**TASK TO COMPLETE:** Every line containing the word "color" needs to be found and copied.

###

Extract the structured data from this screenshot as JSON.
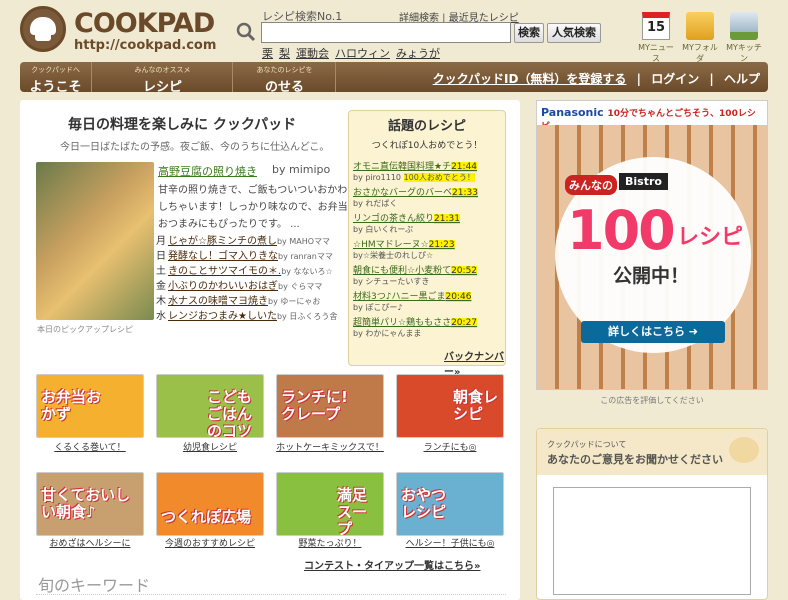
{
  "header": {
    "logo_name": "COOKPAD",
    "logo_url": "http://cookpad.com",
    "search_title": "レシピ検索No.1",
    "link_detail": "詳細検索",
    "link_recent": "最近見たレシピ",
    "search_button": "検索",
    "popular_button": "人気検索",
    "keywords": [
      "栗",
      "梨",
      "運動会",
      "ハロウィン",
      "みょうが"
    ],
    "my_icons": [
      {
        "label": "MYニュース",
        "icon": "calendar-icon",
        "num": "15"
      },
      {
        "label": "MYフォルダ",
        "icon": "folder-icon"
      },
      {
        "label": "MYキッチン",
        "icon": "kitchen-icon"
      }
    ]
  },
  "nav": {
    "tabs": [
      {
        "small": "クックパッドへ",
        "label": "ようこそ"
      },
      {
        "small": "みんなのオススメ",
        "label": "レシピ"
      },
      {
        "small": "あなたのレシピを",
        "label": "のせる"
      }
    ],
    "register": "クックパッドID（無料）を登録する",
    "login": "ログイン",
    "help": "ヘルプ",
    "sep": "|"
  },
  "main": {
    "title": "毎日の料理を楽しみに クックパッド",
    "subtitle": "今日一日ばたばたの予感。夜ご飯、今のうちに仕込んどこ。",
    "pickup": {
      "name": "高野豆腐の照り焼き",
      "by": "by mimipo",
      "desc": "甘辛の照り焼きで、ご飯もついついおかわりしちゃいます！しっかり味なので、お弁当やおつまみにもぴったりです。 ...",
      "caption": "本日のピックアップレシピ"
    },
    "week": [
      {
        "day": "月",
        "title": "じゃが☆豚ミンチの煮し",
        "by": "by MAHOママ"
      },
      {
        "day": "日",
        "title": "発酵なし！ゴマ入りきな",
        "by": "by ranranママ"
      },
      {
        "day": "土",
        "title": "きのことサツマイモの＊.",
        "by": "by なないろ☆"
      },
      {
        "day": "金",
        "title": "小ぶりのかわいいおはぎ",
        "by": "by ぐらママ"
      },
      {
        "day": "木",
        "title": "水ナスの味噌マヨ焼き",
        "by": "by ゆーにゃお"
      },
      {
        "day": "水",
        "title": "レンジおつまみ★しいた",
        "by": "by 日ふくろう舎"
      }
    ]
  },
  "wadai": {
    "title": "話題のレシピ",
    "subtitle": "つくれぽ10人おめでとう！",
    "items": [
      {
        "name": "オモニ直伝韓国料理★チ",
        "time": "21:44",
        "user": "by piro1110",
        "note": "100人おめでとう！"
      },
      {
        "name": "おさかなバーグのバーベ",
        "time": "21:33",
        "user": "by れだばく",
        "note": ""
      },
      {
        "name": "リンゴの茶きん絞り",
        "time": "21:31",
        "user": "by 白いくれーぷ",
        "note": ""
      },
      {
        "name": "☆HMマドレーヌ☆",
        "time": "21:23",
        "user": "by☆栄養士のれしぴ☆",
        "note": ""
      },
      {
        "name": "朝食にも便利☆小麦粉て",
        "time": "20:52",
        "user": "by シチューたいすき",
        "note": ""
      },
      {
        "name": "材料3つ♪ハニー黒ごま",
        "time": "20:46",
        "user": "by ぽこぴー♪",
        "note": ""
      },
      {
        "name": "超簡単パリ☆鶏ももささ",
        "time": "20:27",
        "user": "by わかにゃんまま",
        "note": ""
      }
    ],
    "back": "バックナンバー»"
  },
  "banners": [
    {
      "label": "お弁当おかず",
      "caption": "くるくる巻いて！",
      "color": "#f5b030"
    },
    {
      "label": "こどもごはんのコツ",
      "caption": "幼児食レシピ",
      "color": "#9ac04a"
    },
    {
      "label": "ランチに!クレープ",
      "caption": "ホットケーキミックスで！",
      "color": "#c07a4a"
    },
    {
      "label": "朝食レシピ",
      "caption": "ランチにも◎",
      "color": "#d84a2a"
    },
    {
      "label": "甘くておいしい朝食♪",
      "caption": "おめざはヘルシーに",
      "color": "#c8a070"
    },
    {
      "label": "つくれぽ広場",
      "caption": "今週のおすすめレシピ",
      "color": "#f08a2a"
    },
    {
      "label": "満足スープ",
      "caption": "野菜たっぷり！",
      "color": "#8ac040"
    },
    {
      "label": "おやつレシピ",
      "caption": "ヘルシー！子供にも◎",
      "color": "#6ab0d0"
    }
  ],
  "contest": "コンテスト・タイアップ一覧はこちら»",
  "keyword_head": "旬のキーワード",
  "ad": {
    "brand": "Panasonic",
    "headline": "10分でちゃんとごちそう、100レシピ。",
    "minnano": "みんなの",
    "bistro": "Bistro",
    "big": "100",
    "recipe": "レシピ",
    "open": "公開中！",
    "more": "詳しくはこちら ➜",
    "eval": "この広告を評価してください"
  },
  "opinion": {
    "small": "クックパッドについて",
    "title": "あなたのご意見をお聞かせください"
  }
}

###

**TASK SOLUTION:**
      "color": "#f5b030"
      "color": "#9ac04a"
      "color": "#c07a4a"
      "color": "#d84a2a"
      "color": "#c8a070"
      "color": "#f08a2a"
      "color": "#8ac040"
      "color": "#6ab0d0"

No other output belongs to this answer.